Data to process:
● ● ●
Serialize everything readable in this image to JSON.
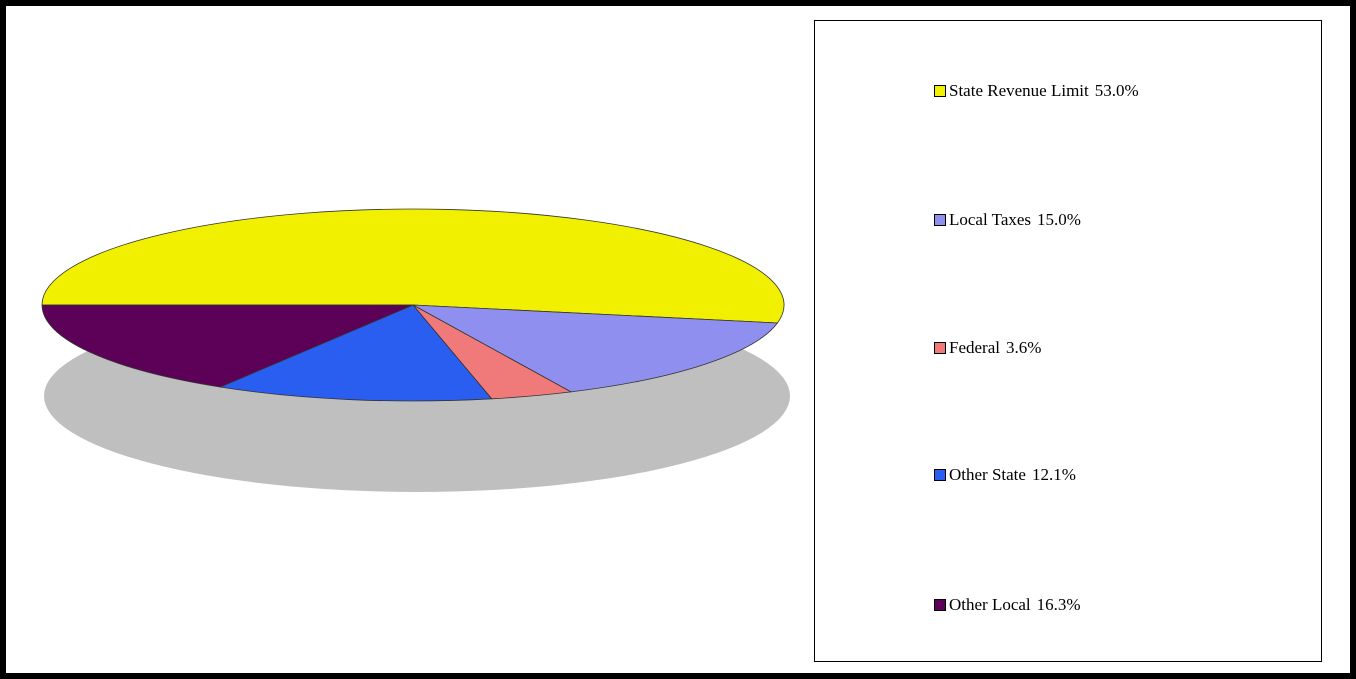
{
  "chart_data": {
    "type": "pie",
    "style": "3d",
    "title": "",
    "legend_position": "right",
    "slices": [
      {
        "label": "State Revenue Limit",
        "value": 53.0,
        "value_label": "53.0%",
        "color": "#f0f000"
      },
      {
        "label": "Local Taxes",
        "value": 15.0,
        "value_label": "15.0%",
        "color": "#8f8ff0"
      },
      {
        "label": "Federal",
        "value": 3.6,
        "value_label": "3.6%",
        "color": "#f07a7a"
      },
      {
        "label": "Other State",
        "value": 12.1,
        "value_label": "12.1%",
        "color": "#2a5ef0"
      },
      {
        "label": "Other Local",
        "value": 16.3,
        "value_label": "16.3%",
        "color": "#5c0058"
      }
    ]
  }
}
● ● ●
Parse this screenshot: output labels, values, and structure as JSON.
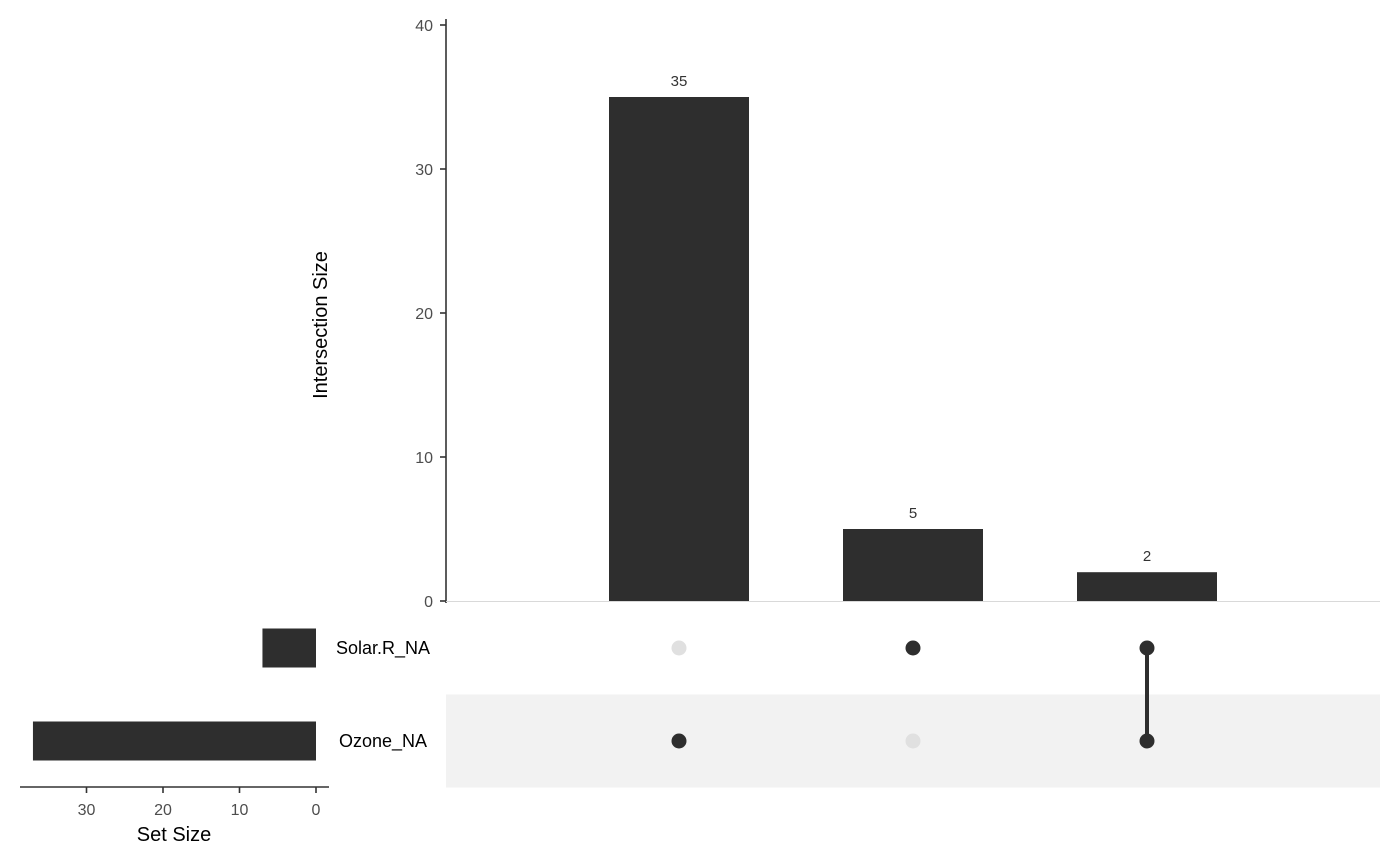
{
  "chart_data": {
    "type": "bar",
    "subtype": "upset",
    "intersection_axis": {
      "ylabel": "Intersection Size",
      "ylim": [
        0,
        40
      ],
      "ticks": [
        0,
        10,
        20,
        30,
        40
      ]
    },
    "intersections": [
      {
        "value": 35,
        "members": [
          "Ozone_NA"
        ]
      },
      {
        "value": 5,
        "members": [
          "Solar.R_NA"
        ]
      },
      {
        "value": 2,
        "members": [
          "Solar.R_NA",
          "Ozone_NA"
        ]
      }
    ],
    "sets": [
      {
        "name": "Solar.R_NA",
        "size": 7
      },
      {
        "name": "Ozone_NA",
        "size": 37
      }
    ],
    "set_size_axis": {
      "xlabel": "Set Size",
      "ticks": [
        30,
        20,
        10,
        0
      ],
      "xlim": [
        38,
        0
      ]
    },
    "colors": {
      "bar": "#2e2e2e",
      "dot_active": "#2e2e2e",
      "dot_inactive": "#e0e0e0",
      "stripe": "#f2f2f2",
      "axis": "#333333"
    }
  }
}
● ● ●
Exercise: Return each line that includes "Local".

Solution below:
        "label": "Local Taxes",
        "label": "Other Local",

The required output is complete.